Given problem =
Show all lines from the listing below that contain "Hiring".

Provided material =
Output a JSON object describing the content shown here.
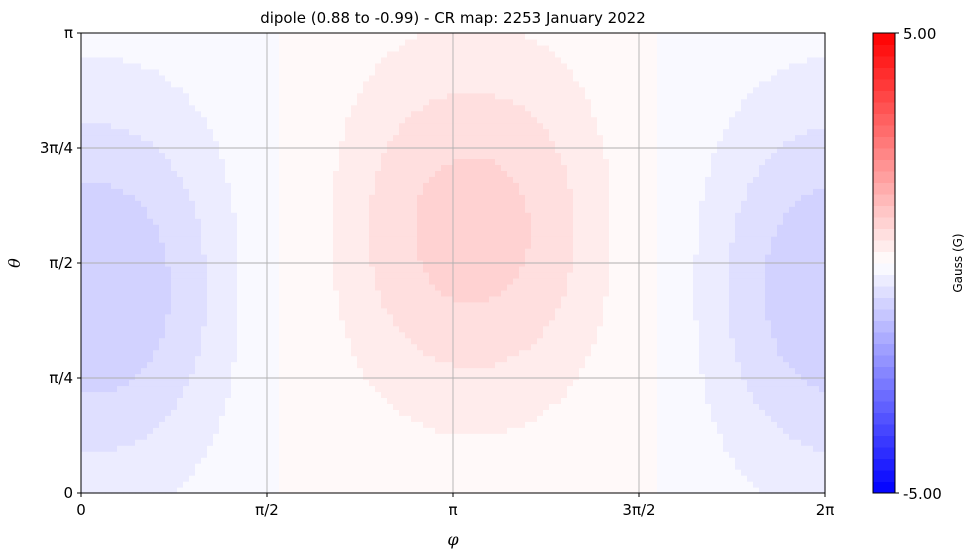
{
  "chart_data": {
    "type": "heatmap",
    "title": "dipole (0.88 to -0.99) - CR map: 2253 January 2022",
    "xlabel": "φ",
    "ylabel": "θ",
    "x_ticks": [
      "0",
      "π/2",
      "π",
      "3π/2",
      "2π"
    ],
    "y_ticks": [
      "0",
      "π/4",
      "π/2",
      "3π/4",
      "π"
    ],
    "xlim": [
      0,
      6.2832
    ],
    "ylim": [
      0,
      3.1416
    ],
    "grid": true,
    "colorbar": {
      "label": "Gauss (G)",
      "min": -5.0,
      "max": 5.0,
      "min_label": "-5.00",
      "max_label": "5.00",
      "colormap": "bwr",
      "levels": 40
    },
    "field_model": {
      "description": "dipole",
      "max_value": 0.88,
      "min_value": -0.99,
      "positive_center": {
        "phi": 3.3,
        "theta": 1.8
      },
      "negative_center": {
        "phi": 0.12,
        "theta": 1.4
      }
    }
  }
}
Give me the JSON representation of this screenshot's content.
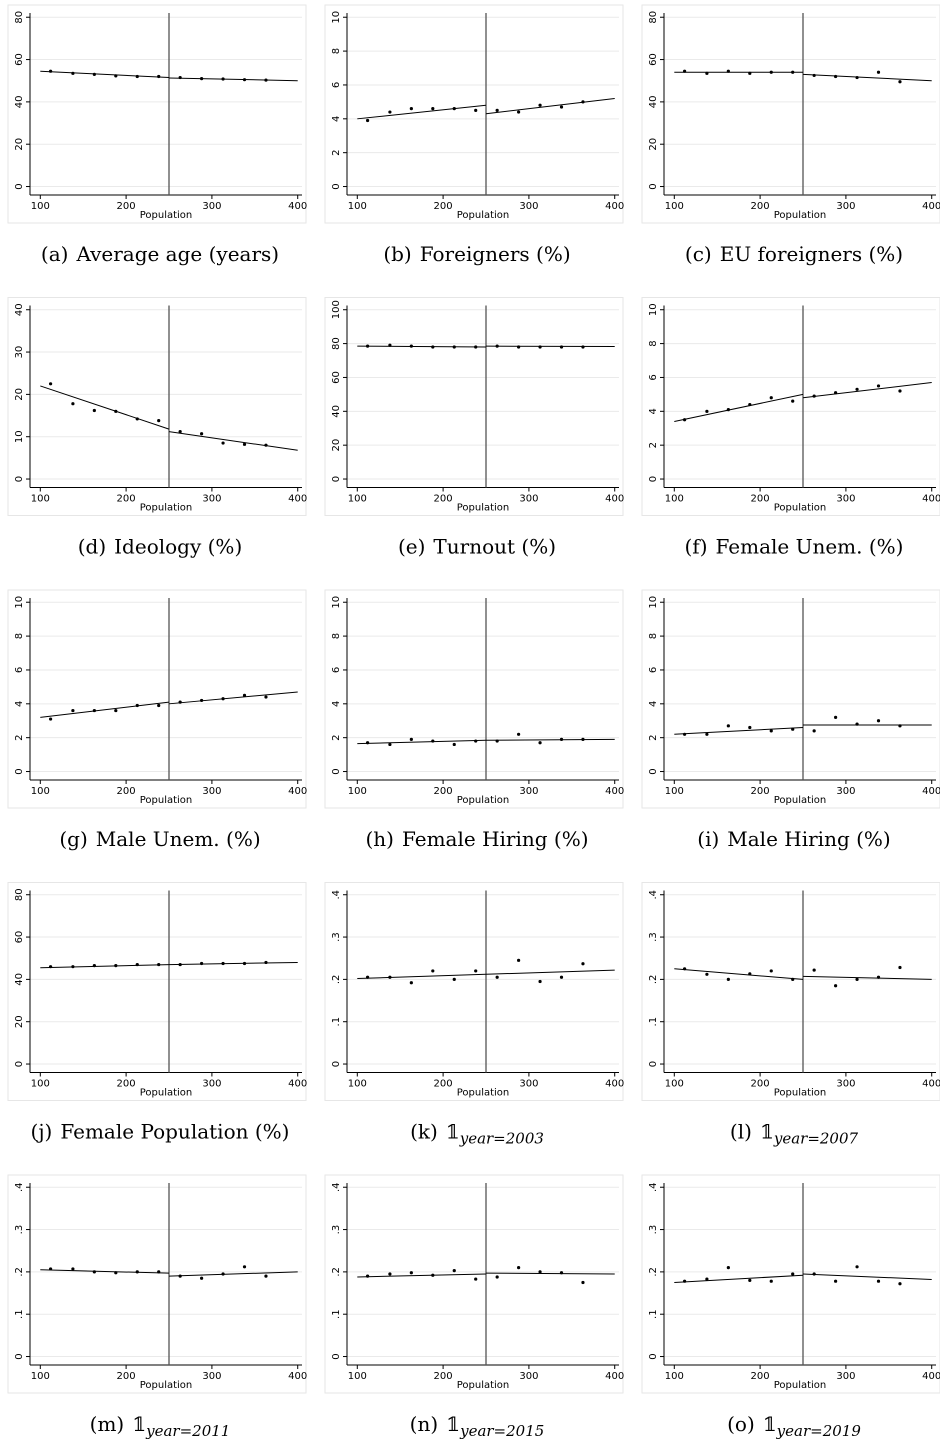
{
  "chart_data": [
    {
      "type": "scatter",
      "caption": {
        "tag": "(a)",
        "text": "Average age (years)"
      },
      "xlabel": "Population",
      "color": "#000000",
      "grid": true,
      "xlim": [
        88,
        405
      ],
      "xticks": [
        100,
        200,
        300,
        400
      ],
      "ylim": [
        -4,
        82
      ],
      "yticks": [
        0,
        20,
        40,
        60,
        80
      ],
      "cutoff": 250,
      "x": [
        112,
        138,
        163,
        188,
        213,
        238,
        263,
        288,
        313,
        338,
        363
      ],
      "values": [
        54.5,
        53.5,
        53,
        52.3,
        52,
        52,
        51.5,
        51,
        50.8,
        50.5,
        50.3
      ],
      "fits": [
        {
          "x": [
            100,
            250
          ],
          "values": [
            54.5,
            51.5
          ]
        },
        {
          "x": [
            250,
            400
          ],
          "values": [
            51.3,
            50
          ]
        }
      ]
    },
    {
      "type": "scatter",
      "caption": {
        "tag": "(b)",
        "text": "Foreigners (%)"
      },
      "xlabel": "Population",
      "color": "#000000",
      "grid": true,
      "xlim": [
        88,
        405
      ],
      "xticks": [
        100,
        200,
        300,
        400
      ],
      "ylim": [
        -0.5,
        10.25
      ],
      "yticks": [
        0,
        2,
        4,
        6,
        8,
        10
      ],
      "cutoff": 250,
      "x": [
        112,
        138,
        163,
        188,
        213,
        238,
        263,
        288,
        313,
        338,
        363
      ],
      "values": [
        3.9,
        4.4,
        4.6,
        4.6,
        4.6,
        4.5,
        4.5,
        4.4,
        4.8,
        4.7,
        5.0
      ],
      "fits": [
        {
          "x": [
            100,
            250
          ],
          "values": [
            4.0,
            4.8
          ]
        },
        {
          "x": [
            250,
            400
          ],
          "values": [
            4.3,
            5.2
          ]
        }
      ]
    },
    {
      "type": "scatter",
      "caption": {
        "tag": "(c)",
        "text": "EU foreigners (%)"
      },
      "xlabel": "Population",
      "color": "#000000",
      "grid": true,
      "xlim": [
        88,
        405
      ],
      "xticks": [
        100,
        200,
        300,
        400
      ],
      "ylim": [
        -4,
        82
      ],
      "yticks": [
        0,
        20,
        40,
        60,
        80
      ],
      "cutoff": 250,
      "x": [
        112,
        138,
        163,
        188,
        213,
        238,
        263,
        288,
        313,
        338,
        363
      ],
      "values": [
        54.5,
        53.5,
        54.5,
        53.5,
        54,
        54,
        52.5,
        52,
        51.5,
        54,
        49.5
      ],
      "fits": [
        {
          "x": [
            100,
            250
          ],
          "values": [
            54,
            54
          ]
        },
        {
          "x": [
            250,
            400
          ],
          "values": [
            53,
            50
          ]
        }
      ]
    },
    {
      "type": "scatter",
      "caption": {
        "tag": "(d)",
        "text": "Ideology (%)"
      },
      "xlabel": "Population",
      "color": "#000000",
      "grid": true,
      "xlim": [
        88,
        405
      ],
      "xticks": [
        100,
        200,
        300,
        400
      ],
      "ylim": [
        -2,
        41
      ],
      "yticks": [
        0,
        10,
        20,
        30,
        40
      ],
      "cutoff": 250,
      "x": [
        112,
        138,
        163,
        188,
        213,
        238,
        263,
        288,
        313,
        338,
        363
      ],
      "values": [
        22.5,
        17.8,
        16.2,
        16,
        14.2,
        13.8,
        11.2,
        10.7,
        8.5,
        8.2,
        8
      ],
      "fits": [
        {
          "x": [
            100,
            250
          ],
          "values": [
            22,
            11.8
          ]
        },
        {
          "x": [
            250,
            400
          ],
          "values": [
            11.2,
            6.8
          ]
        }
      ]
    },
    {
      "type": "scatter",
      "caption": {
        "tag": "(e)",
        "text": "Turnout (%)"
      },
      "xlabel": "Population",
      "color": "#000000",
      "grid": true,
      "xlim": [
        88,
        405
      ],
      "xticks": [
        100,
        200,
        300,
        400
      ],
      "ylim": [
        -5,
        102.5
      ],
      "yticks": [
        0,
        20,
        40,
        60,
        80,
        100
      ],
      "cutoff": 250,
      "x": [
        112,
        138,
        163,
        188,
        213,
        238,
        263,
        288,
        313,
        338,
        363
      ],
      "values": [
        78.5,
        79,
        78.5,
        78,
        78,
        78,
        78.5,
        78,
        78,
        78,
        78
      ],
      "fits": [
        {
          "x": [
            100,
            250
          ],
          "values": [
            78.5,
            78
          ]
        },
        {
          "x": [
            250,
            400
          ],
          "values": [
            78.5,
            78.3
          ]
        }
      ]
    },
    {
      "type": "scatter",
      "caption": {
        "tag": "(f)",
        "text": "Female Unem. (%)"
      },
      "xlabel": "Population",
      "color": "#000000",
      "grid": true,
      "xlim": [
        88,
        405
      ],
      "xticks": [
        100,
        200,
        300,
        400
      ],
      "ylim": [
        -0.5,
        10.25
      ],
      "yticks": [
        0,
        2,
        4,
        6,
        8,
        10
      ],
      "cutoff": 250,
      "x": [
        112,
        138,
        163,
        188,
        213,
        238,
        263,
        288,
        313,
        338,
        363
      ],
      "values": [
        3.5,
        4.0,
        4.1,
        4.4,
        4.8,
        4.6,
        4.9,
        5.1,
        5.3,
        5.5,
        5.2
      ],
      "fits": [
        {
          "x": [
            100,
            250
          ],
          "values": [
            3.4,
            5.0
          ]
        },
        {
          "x": [
            250,
            400
          ],
          "values": [
            4.8,
            5.7
          ]
        }
      ]
    },
    {
      "type": "scatter",
      "caption": {
        "tag": "(g)",
        "text": "Male Unem. (%)"
      },
      "xlabel": "Population",
      "color": "#000000",
      "grid": true,
      "xlim": [
        88,
        405
      ],
      "xticks": [
        100,
        200,
        300,
        400
      ],
      "ylim": [
        -0.5,
        10.25
      ],
      "yticks": [
        0,
        2,
        4,
        6,
        8,
        10
      ],
      "cutoff": 250,
      "x": [
        112,
        138,
        163,
        188,
        213,
        238,
        263,
        288,
        313,
        338,
        363
      ],
      "values": [
        3.1,
        3.6,
        3.6,
        3.6,
        3.9,
        3.9,
        4.1,
        4.2,
        4.3,
        4.5,
        4.4
      ],
      "fits": [
        {
          "x": [
            100,
            250
          ],
          "values": [
            3.2,
            4.1
          ]
        },
        {
          "x": [
            250,
            400
          ],
          "values": [
            4.0,
            4.7
          ]
        }
      ]
    },
    {
      "type": "scatter",
      "caption": {
        "tag": "(h)",
        "text": "Female Hiring (%)"
      },
      "xlabel": "Population",
      "color": "#000000",
      "grid": true,
      "xlim": [
        88,
        405
      ],
      "xticks": [
        100,
        200,
        300,
        400
      ],
      "ylim": [
        -0.5,
        10.25
      ],
      "yticks": [
        0,
        2,
        4,
        6,
        8,
        10
      ],
      "cutoff": 250,
      "x": [
        112,
        138,
        163,
        188,
        213,
        238,
        263,
        288,
        313,
        338,
        363
      ],
      "values": [
        1.7,
        1.6,
        1.9,
        1.8,
        1.6,
        1.8,
        1.8,
        2.2,
        1.7,
        1.9,
        1.9
      ],
      "fits": [
        {
          "x": [
            100,
            250
          ],
          "values": [
            1.65,
            1.85
          ]
        },
        {
          "x": [
            250,
            400
          ],
          "values": [
            1.85,
            1.9
          ]
        }
      ]
    },
    {
      "type": "scatter",
      "caption": {
        "tag": "(i)",
        "text": "Male Hiring (%)"
      },
      "xlabel": "Population",
      "color": "#000000",
      "grid": true,
      "xlim": [
        88,
        405
      ],
      "xticks": [
        100,
        200,
        300,
        400
      ],
      "ylim": [
        -0.5,
        10.25
      ],
      "yticks": [
        0,
        2,
        4,
        6,
        8,
        10
      ],
      "cutoff": 250,
      "x": [
        112,
        138,
        163,
        188,
        213,
        238,
        263,
        288,
        313,
        338,
        363
      ],
      "values": [
        2.2,
        2.2,
        2.7,
        2.6,
        2.4,
        2.5,
        2.4,
        3.2,
        2.8,
        3.0,
        2.7
      ],
      "fits": [
        {
          "x": [
            100,
            250
          ],
          "values": [
            2.2,
            2.6
          ]
        },
        {
          "x": [
            250,
            400
          ],
          "values": [
            2.75,
            2.75
          ]
        }
      ]
    },
    {
      "type": "scatter",
      "caption": {
        "tag": "(j)",
        "text": "Female Population (%)"
      },
      "xlabel": "Population",
      "color": "#000000",
      "grid": true,
      "xlim": [
        88,
        405
      ],
      "xticks": [
        100,
        200,
        300,
        400
      ],
      "ylim": [
        -4,
        82
      ],
      "yticks": [
        0,
        20,
        40,
        60,
        80
      ],
      "cutoff": 250,
      "x": [
        112,
        138,
        163,
        188,
        213,
        238,
        263,
        288,
        313,
        338,
        363
      ],
      "values": [
        46,
        46,
        46.5,
        46.5,
        47,
        47,
        47,
        47.5,
        47.5,
        47.5,
        48
      ],
      "fits": [
        {
          "x": [
            100,
            250
          ],
          "values": [
            45.5,
            47
          ]
        },
        {
          "x": [
            250,
            400
          ],
          "values": [
            47,
            48
          ]
        }
      ]
    },
    {
      "type": "scatter",
      "caption": {
        "tag": "(k)",
        "text": "𝟙",
        "sub": "year=2003"
      },
      "xlabel": "Population",
      "color": "#000000",
      "grid": true,
      "xlim": [
        88,
        405
      ],
      "xticks": [
        100,
        200,
        300,
        400
      ],
      "ylim": [
        -0.02,
        0.41
      ],
      "yticks": [
        0,
        {
          "value": 0.1,
          "label": ".1"
        },
        {
          "value": 0.2,
          "label": ".2"
        },
        {
          "value": 0.3,
          "label": ".3"
        },
        {
          "value": 0.4,
          "label": ".4"
        }
      ],
      "cutoff": 250,
      "x": [
        112,
        138,
        163,
        188,
        213,
        238,
        263,
        288,
        313,
        338,
        363
      ],
      "values": [
        0.205,
        0.205,
        0.192,
        0.22,
        0.2,
        0.22,
        0.205,
        0.245,
        0.195,
        0.205,
        0.237
      ],
      "fits": [
        {
          "x": [
            100,
            250
          ],
          "values": [
            0.202,
            0.212
          ]
        },
        {
          "x": [
            250,
            400
          ],
          "values": [
            0.212,
            0.222
          ]
        }
      ]
    },
    {
      "type": "scatter",
      "caption": {
        "tag": "(l)",
        "text": "𝟙",
        "sub": "year=2007"
      },
      "xlabel": "Population",
      "color": "#000000",
      "grid": true,
      "xlim": [
        88,
        405
      ],
      "xticks": [
        100,
        200,
        300,
        400
      ],
      "ylim": [
        -0.02,
        0.41
      ],
      "yticks": [
        0,
        {
          "value": 0.1,
          "label": ".1"
        },
        {
          "value": 0.2,
          "label": ".2"
        },
        {
          "value": 0.3,
          "label": ".3"
        },
        {
          "value": 0.4,
          "label": ".4"
        }
      ],
      "cutoff": 250,
      "x": [
        112,
        138,
        163,
        188,
        213,
        238,
        263,
        288,
        313,
        338,
        363
      ],
      "values": [
        0.225,
        0.212,
        0.2,
        0.213,
        0.22,
        0.2,
        0.222,
        0.185,
        0.2,
        0.205,
        0.228
      ],
      "fits": [
        {
          "x": [
            100,
            250
          ],
          "values": [
            0.225,
            0.2
          ]
        },
        {
          "x": [
            250,
            400
          ],
          "values": [
            0.207,
            0.2
          ]
        }
      ]
    },
    {
      "type": "scatter",
      "caption": {
        "tag": "(m)",
        "text": "𝟙",
        "sub": "year=2011"
      },
      "xlabel": "Population",
      "color": "#000000",
      "grid": true,
      "xlim": [
        88,
        405
      ],
      "xticks": [
        100,
        200,
        300,
        400
      ],
      "ylim": [
        -0.02,
        0.41
      ],
      "yticks": [
        0,
        {
          "value": 0.1,
          "label": ".1"
        },
        {
          "value": 0.2,
          "label": ".2"
        },
        {
          "value": 0.3,
          "label": ".3"
        },
        {
          "value": 0.4,
          "label": ".4"
        }
      ],
      "cutoff": 250,
      "x": [
        112,
        138,
        163,
        188,
        213,
        238,
        263,
        288,
        313,
        338,
        363
      ],
      "values": [
        0.207,
        0.207,
        0.2,
        0.198,
        0.2,
        0.2,
        0.19,
        0.185,
        0.195,
        0.212,
        0.19
      ],
      "fits": [
        {
          "x": [
            100,
            250
          ],
          "values": [
            0.205,
            0.197
          ]
        },
        {
          "x": [
            250,
            400
          ],
          "values": [
            0.19,
            0.2
          ]
        }
      ]
    },
    {
      "type": "scatter",
      "caption": {
        "tag": "(n)",
        "text": "𝟙",
        "sub": "year=2015"
      },
      "xlabel": "Population",
      "color": "#000000",
      "grid": true,
      "xlim": [
        88,
        405
      ],
      "xticks": [
        100,
        200,
        300,
        400
      ],
      "ylim": [
        -0.02,
        0.41
      ],
      "yticks": [
        0,
        {
          "value": 0.1,
          "label": ".1"
        },
        {
          "value": 0.2,
          "label": ".2"
        },
        {
          "value": 0.3,
          "label": ".3"
        },
        {
          "value": 0.4,
          "label": ".4"
        }
      ],
      "cutoff": 250,
      "x": [
        112,
        138,
        163,
        188,
        213,
        238,
        263,
        288,
        313,
        338,
        363
      ],
      "values": [
        0.19,
        0.195,
        0.198,
        0.192,
        0.203,
        0.183,
        0.188,
        0.21,
        0.2,
        0.198,
        0.175
      ],
      "fits": [
        {
          "x": [
            100,
            250
          ],
          "values": [
            0.188,
            0.195
          ]
        },
        {
          "x": [
            250,
            400
          ],
          "values": [
            0.197,
            0.195
          ]
        }
      ]
    },
    {
      "type": "scatter",
      "caption": {
        "tag": "(o)",
        "text": "𝟙",
        "sub": "year=2019"
      },
      "xlabel": "Population",
      "color": "#000000",
      "grid": true,
      "xlim": [
        88,
        405
      ],
      "xticks": [
        100,
        200,
        300,
        400
      ],
      "ylim": [
        -0.02,
        0.41
      ],
      "yticks": [
        0,
        {
          "value": 0.1,
          "label": ".1"
        },
        {
          "value": 0.2,
          "label": ".2"
        },
        {
          "value": 0.3,
          "label": ".3"
        },
        {
          "value": 0.4,
          "label": ".4"
        }
      ],
      "cutoff": 250,
      "x": [
        112,
        138,
        163,
        188,
        213,
        238,
        263,
        288,
        313,
        338,
        363
      ],
      "values": [
        0.178,
        0.183,
        0.21,
        0.18,
        0.178,
        0.195,
        0.195,
        0.178,
        0.212,
        0.178,
        0.172
      ],
      "fits": [
        {
          "x": [
            100,
            250
          ],
          "values": [
            0.175,
            0.192
          ]
        },
        {
          "x": [
            250,
            400
          ],
          "values": [
            0.195,
            0.182
          ]
        }
      ]
    }
  ]
}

Complete output =
        "text": "Female Hiring (%)"
        "text": "Male Hiring (%)"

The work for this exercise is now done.